What you need to do: From the entries below, copy every line where the string "this" appears.

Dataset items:
'''

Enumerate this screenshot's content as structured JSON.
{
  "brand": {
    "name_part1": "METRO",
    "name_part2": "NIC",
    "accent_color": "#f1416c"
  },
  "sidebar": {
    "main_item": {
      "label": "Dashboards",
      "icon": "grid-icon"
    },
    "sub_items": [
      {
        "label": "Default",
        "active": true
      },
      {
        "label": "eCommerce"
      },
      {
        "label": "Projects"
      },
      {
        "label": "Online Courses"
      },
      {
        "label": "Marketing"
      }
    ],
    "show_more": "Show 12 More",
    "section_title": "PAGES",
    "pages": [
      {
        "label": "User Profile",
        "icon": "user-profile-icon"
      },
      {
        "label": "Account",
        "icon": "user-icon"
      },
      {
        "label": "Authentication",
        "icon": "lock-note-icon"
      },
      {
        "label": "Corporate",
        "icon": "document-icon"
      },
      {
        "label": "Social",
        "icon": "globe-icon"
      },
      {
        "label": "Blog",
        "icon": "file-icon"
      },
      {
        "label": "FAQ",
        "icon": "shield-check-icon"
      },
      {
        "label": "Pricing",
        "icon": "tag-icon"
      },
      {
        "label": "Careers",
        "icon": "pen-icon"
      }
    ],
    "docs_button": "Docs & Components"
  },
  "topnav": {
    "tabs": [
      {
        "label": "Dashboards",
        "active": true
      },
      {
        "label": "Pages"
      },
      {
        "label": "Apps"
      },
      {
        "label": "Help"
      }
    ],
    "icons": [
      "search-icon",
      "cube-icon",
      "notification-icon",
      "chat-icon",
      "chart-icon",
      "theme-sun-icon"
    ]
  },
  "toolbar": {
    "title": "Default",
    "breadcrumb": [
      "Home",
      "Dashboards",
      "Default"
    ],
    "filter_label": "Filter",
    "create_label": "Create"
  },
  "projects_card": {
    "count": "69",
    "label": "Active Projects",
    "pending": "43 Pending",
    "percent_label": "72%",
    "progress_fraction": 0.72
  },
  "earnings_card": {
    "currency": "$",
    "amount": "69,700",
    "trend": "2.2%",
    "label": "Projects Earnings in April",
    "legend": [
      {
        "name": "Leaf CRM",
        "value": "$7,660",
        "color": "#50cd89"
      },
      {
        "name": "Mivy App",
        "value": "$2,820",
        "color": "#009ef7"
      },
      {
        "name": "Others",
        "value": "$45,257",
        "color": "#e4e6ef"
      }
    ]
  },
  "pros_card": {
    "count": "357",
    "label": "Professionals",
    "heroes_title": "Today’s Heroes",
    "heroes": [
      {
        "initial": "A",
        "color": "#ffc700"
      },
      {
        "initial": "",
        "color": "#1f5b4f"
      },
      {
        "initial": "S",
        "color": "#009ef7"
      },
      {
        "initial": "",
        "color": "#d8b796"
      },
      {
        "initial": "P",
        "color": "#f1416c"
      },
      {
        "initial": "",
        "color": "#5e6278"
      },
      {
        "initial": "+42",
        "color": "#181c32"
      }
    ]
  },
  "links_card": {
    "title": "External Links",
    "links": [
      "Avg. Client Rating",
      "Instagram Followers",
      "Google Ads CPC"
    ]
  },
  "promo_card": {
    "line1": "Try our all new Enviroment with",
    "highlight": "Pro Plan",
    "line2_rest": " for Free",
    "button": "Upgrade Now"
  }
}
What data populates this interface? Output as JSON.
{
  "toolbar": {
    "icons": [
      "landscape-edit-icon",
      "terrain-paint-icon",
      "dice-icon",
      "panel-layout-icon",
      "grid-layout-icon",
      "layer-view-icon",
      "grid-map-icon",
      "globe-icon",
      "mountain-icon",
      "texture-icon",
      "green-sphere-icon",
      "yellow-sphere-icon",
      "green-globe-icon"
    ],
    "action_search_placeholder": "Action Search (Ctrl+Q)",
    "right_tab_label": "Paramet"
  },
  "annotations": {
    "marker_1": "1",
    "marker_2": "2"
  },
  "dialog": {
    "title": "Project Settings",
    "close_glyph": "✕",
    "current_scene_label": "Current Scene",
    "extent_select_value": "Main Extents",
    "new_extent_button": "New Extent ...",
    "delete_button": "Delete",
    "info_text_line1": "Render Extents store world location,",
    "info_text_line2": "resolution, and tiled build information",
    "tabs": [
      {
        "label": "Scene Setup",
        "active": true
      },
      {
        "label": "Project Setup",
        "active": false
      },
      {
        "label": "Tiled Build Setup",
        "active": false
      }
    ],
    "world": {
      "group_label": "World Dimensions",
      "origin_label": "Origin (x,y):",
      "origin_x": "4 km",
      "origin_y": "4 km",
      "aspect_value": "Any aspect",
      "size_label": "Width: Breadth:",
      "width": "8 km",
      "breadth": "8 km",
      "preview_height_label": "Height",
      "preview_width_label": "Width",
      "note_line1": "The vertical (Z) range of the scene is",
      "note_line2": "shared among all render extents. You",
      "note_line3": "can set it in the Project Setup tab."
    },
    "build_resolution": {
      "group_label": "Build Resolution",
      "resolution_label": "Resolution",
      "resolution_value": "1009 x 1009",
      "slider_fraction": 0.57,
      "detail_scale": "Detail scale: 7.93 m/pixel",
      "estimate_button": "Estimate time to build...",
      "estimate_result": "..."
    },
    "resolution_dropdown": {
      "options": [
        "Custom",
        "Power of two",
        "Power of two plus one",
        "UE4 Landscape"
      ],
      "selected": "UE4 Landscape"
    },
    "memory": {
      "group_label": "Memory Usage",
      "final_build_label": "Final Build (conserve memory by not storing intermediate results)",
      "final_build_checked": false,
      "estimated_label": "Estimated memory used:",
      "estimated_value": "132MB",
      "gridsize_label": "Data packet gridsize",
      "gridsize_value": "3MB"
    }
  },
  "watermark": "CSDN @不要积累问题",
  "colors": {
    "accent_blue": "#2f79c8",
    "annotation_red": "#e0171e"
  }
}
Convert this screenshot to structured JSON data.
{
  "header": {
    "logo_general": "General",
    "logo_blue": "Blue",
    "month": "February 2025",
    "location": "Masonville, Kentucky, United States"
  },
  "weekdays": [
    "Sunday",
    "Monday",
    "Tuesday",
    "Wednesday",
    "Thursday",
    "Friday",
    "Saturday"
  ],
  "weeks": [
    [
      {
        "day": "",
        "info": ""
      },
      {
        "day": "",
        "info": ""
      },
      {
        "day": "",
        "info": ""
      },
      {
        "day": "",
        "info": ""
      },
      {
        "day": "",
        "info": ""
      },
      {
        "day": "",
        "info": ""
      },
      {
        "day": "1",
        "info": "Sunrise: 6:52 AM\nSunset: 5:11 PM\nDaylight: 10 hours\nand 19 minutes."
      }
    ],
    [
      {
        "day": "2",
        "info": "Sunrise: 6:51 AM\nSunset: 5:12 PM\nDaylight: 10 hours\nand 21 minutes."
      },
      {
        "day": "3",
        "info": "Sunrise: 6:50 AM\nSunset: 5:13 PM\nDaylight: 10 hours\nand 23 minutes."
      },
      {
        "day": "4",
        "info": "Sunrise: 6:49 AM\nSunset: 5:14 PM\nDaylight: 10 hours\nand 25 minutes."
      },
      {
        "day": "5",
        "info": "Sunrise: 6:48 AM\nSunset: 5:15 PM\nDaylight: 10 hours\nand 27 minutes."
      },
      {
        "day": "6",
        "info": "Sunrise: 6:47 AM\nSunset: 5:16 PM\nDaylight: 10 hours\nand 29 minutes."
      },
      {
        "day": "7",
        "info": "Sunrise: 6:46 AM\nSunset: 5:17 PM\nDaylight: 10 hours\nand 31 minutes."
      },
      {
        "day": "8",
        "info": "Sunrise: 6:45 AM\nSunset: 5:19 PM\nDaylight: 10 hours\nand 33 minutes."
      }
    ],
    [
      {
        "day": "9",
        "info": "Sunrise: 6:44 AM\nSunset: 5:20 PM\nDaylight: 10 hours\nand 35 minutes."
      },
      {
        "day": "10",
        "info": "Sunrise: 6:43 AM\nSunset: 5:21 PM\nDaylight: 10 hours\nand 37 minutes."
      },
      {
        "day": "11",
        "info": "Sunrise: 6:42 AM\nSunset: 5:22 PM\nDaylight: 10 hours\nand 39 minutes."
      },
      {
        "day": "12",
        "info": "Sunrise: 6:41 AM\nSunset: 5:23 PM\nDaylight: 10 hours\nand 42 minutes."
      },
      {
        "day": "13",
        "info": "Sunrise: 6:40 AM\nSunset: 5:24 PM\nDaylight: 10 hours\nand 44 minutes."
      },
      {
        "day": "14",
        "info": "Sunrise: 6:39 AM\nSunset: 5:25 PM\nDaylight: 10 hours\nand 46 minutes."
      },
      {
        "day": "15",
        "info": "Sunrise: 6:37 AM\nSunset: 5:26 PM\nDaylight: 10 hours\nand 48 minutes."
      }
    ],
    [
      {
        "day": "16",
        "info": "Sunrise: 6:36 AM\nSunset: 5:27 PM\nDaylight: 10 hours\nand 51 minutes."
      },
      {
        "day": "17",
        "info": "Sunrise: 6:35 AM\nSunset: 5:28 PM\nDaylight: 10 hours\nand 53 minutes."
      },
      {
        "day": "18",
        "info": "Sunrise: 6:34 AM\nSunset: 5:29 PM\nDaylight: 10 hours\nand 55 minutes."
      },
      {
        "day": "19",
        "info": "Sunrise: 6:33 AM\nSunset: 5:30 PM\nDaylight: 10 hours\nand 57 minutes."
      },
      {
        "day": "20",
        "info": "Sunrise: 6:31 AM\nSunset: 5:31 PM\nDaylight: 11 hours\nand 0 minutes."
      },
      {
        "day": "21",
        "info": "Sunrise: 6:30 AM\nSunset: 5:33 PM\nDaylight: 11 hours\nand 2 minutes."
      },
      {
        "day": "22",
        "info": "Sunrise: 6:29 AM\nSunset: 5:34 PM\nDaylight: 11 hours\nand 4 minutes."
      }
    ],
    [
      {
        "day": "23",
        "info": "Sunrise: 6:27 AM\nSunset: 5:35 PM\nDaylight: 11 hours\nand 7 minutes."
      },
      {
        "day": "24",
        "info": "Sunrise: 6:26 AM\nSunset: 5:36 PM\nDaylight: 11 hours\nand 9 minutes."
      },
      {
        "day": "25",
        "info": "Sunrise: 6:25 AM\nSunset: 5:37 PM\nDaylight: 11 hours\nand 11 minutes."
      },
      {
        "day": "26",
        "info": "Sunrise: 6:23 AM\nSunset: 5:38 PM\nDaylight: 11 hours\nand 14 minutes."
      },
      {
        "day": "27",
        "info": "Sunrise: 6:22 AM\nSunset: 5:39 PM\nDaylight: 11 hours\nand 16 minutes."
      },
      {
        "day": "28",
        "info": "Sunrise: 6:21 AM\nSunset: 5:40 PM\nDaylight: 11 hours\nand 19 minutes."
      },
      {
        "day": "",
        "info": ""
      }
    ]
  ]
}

'''

Finished exercise:
Enumerate this screenshot's content as structured JSON.
What data populates this interface? Output as JSON.
Convert this screenshot to structured JSON data.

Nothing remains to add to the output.